Short problem:
Copy the records below word for word, but leave out the pictures.

(Dataset entries)
####################

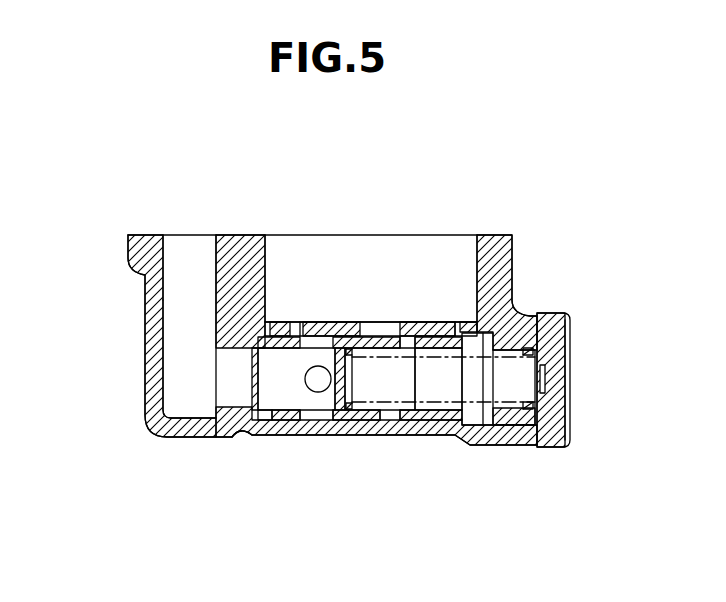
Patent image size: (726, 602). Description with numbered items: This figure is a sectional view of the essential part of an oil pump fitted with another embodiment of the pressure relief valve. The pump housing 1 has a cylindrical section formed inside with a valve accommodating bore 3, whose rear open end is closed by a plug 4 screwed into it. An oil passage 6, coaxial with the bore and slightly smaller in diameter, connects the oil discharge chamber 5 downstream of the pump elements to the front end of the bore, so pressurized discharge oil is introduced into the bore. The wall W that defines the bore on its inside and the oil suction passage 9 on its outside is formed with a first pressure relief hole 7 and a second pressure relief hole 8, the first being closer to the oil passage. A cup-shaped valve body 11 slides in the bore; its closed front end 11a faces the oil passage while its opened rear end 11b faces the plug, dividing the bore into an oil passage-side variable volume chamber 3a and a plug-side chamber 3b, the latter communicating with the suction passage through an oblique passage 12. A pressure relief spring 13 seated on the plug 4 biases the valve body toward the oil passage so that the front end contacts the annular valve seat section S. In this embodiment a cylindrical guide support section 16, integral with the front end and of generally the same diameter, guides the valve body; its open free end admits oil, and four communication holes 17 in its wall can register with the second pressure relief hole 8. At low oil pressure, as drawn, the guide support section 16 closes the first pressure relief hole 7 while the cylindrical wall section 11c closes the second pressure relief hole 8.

The pump housing 1 is at (170, 430).
The valve accommodating bore 3 is at (473, 415).
The oil passage-side variable volume chamber 3a is at (233, 432).
The plug-side chamber 3b is at (472, 432).
The plug 4 is at (553, 420).
The oil discharge chamber 5 is at (175, 300).
The oil passage 6 is at (235, 375).
The first pressure relief hole 7 is at (282, 330).
The second pressure relief hole 8 is at (387, 308).
The oil suction passage 9 is at (312, 258).
The valve body 11 is at (367, 432).
The front end 11a is at (337, 432).
The rear end 11b is at (407, 340).
The cylindrical wall section 11c is at (390, 432).
The passage 12 is at (460, 320).
The pressure relief spring 13 is at (535, 350).
The guide support section 16 is at (275, 432).
The communication holes 17 is at (322, 337).
The annular valve seat section S is at (258, 342).
The wall W is at (301, 320).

####################

Exercise output:
Patent image size: (726, 602). Description with numbered items: This figure is a sectional view of the essential part of an oil pump fitted with another embodiment of the pressure relief valve. The pump housing 1 has a cylindrical section formed inside with a valve accommodating bore 3, whose rear open end is closed by a plug 4 screwed into it. An oil passage 6, coaxial with the bore and slightly smaller in diameter, connects the oil discharge chamber 5 downstream of the pump elements to the front end of the bore, so pressurized discharge oil is introduced into the bore. The wall W that defines the bore on its inside and the oil suction passage 9 on its outside is formed with a first pressure relief hole 7 and a second pressure relief hole 8, the first being closer to the oil passage. A cup-shaped valve body 11 slides in the bore; its closed front end 11a faces the oil passage while its opened rear end 11b faces the plug, dividing the bore into an oil passage-side variable volume chamber 3a and a plug-side chamber 3b, the latter communicating with the suction passage through an oblique passage 12. A pressure relief spring 13 seated on the plug 4 biases the valve body toward the oil passage so that the front end contacts the annular valve seat section S. In this embodiment a cylindrical guide support section 16, integral with the front end and of generally the same diameter, guides the valve body; its open free end admits oil, and four communication holes 17 in its wall can register with the second pressure relief hole 8. At low oil pressure, as drawn, the guide support section 16 closes the first pressure relief hole 7 while the cylindrical wall section 11c closes the second pressure relief hole 8.

The pump housing 1 is at (170, 430).
The valve accommodating bore 3 is at (473, 415).
The oil passage-side variable volume chamber 3a is at (233, 432).
The plug-side chamber 3b is at (472, 432).
The plug 4 is at (553, 420).
The oil discharge chamber 5 is at (175, 300).
The oil passage 6 is at (235, 375).
The first pressure relief hole 7 is at (282, 330).
The second pressure relief hole 8 is at (387, 308).
The oil suction passage 9 is at (312, 258).
The valve body 11 is at (367, 432).
The front end 11a is at (337, 432).
The rear end 11b is at (407, 340).
The cylindrical wall section 11c is at (390, 432).
The passage 12 is at (460, 320).
The pressure relief spring 13 is at (535, 350).
The guide support section 16 is at (275, 432).
The communication holes 17 is at (322, 337).
The annular valve seat section S is at (258, 342).
The wall W is at (301, 320).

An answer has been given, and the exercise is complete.